─── MATERIAL PROVIDED ───

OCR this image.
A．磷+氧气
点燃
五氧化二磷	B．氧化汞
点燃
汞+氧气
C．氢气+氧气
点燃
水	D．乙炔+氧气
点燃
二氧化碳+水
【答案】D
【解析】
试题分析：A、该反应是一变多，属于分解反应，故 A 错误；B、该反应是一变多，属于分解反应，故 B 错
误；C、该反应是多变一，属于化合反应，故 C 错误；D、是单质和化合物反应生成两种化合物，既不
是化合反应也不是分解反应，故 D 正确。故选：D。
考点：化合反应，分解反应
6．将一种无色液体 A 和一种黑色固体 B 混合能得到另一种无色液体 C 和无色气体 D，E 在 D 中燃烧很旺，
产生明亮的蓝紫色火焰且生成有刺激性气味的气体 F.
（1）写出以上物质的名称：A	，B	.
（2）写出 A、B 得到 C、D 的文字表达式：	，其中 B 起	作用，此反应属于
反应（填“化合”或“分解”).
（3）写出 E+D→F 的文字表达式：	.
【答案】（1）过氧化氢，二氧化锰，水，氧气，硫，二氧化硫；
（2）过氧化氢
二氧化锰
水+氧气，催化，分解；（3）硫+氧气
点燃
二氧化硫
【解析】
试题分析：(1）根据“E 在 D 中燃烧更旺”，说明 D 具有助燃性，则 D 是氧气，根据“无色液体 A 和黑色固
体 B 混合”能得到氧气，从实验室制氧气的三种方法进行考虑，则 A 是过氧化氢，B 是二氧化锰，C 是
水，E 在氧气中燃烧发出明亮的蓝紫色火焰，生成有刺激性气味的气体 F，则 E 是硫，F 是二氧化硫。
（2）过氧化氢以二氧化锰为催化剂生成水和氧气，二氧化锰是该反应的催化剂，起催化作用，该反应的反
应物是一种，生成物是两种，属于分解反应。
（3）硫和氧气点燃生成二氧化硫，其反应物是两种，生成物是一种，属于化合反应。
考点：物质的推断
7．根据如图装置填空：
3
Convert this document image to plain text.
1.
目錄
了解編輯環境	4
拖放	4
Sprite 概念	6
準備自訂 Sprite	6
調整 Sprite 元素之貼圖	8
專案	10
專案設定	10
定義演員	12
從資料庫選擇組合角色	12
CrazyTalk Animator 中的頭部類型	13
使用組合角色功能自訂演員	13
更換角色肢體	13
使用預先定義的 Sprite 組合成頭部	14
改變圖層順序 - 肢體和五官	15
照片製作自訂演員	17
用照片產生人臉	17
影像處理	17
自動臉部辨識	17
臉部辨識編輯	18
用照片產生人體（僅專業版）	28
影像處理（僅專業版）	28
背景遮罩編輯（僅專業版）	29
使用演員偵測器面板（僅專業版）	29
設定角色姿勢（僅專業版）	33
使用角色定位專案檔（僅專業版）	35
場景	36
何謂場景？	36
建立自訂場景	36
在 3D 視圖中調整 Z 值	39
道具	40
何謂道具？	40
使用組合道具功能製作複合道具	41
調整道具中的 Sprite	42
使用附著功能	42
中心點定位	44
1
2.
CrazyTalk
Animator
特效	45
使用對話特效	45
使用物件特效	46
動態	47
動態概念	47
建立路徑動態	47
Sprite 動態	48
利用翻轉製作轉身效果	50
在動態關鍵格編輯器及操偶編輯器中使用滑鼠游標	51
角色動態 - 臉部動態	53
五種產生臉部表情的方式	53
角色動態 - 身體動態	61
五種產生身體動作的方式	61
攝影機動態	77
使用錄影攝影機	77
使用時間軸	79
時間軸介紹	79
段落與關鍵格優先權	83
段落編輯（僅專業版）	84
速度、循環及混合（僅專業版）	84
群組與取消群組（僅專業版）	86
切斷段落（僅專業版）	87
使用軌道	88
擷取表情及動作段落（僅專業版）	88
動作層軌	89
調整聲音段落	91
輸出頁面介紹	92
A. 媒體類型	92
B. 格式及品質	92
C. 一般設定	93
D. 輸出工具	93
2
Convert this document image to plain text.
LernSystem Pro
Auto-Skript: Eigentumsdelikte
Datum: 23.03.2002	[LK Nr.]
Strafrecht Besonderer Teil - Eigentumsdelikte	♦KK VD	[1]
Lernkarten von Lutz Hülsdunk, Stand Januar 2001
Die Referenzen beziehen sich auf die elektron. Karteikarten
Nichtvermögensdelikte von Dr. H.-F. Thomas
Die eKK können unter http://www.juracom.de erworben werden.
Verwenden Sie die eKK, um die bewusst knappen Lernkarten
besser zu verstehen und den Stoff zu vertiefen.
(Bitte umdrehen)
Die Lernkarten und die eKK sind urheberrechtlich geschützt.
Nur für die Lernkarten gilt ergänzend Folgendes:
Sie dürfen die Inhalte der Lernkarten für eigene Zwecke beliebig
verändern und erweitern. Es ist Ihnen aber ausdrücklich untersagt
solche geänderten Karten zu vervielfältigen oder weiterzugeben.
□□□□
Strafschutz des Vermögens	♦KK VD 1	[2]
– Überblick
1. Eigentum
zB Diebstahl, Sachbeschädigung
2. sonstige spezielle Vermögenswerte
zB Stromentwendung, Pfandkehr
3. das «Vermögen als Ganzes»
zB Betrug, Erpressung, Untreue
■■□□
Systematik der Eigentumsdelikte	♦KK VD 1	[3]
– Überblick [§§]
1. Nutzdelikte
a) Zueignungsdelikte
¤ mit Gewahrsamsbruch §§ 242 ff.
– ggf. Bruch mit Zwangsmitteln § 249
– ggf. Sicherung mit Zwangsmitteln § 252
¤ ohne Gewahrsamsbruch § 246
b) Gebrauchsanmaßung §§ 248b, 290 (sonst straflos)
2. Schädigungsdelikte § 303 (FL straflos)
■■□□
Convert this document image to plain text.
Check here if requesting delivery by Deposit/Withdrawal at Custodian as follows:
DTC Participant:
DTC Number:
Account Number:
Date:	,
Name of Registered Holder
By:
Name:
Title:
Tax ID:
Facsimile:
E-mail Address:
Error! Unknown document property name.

───

• **REQUIRED TASK**
Gather each line in these records that contains the string "的文字表达式".

• **SOLVED EXERCISE**
（2）写出 A、B 得到 C、D 的文字表达式：	，其中 B 起	作用，此反应属于
（3）写出 E+D→F 的文字表达式：	.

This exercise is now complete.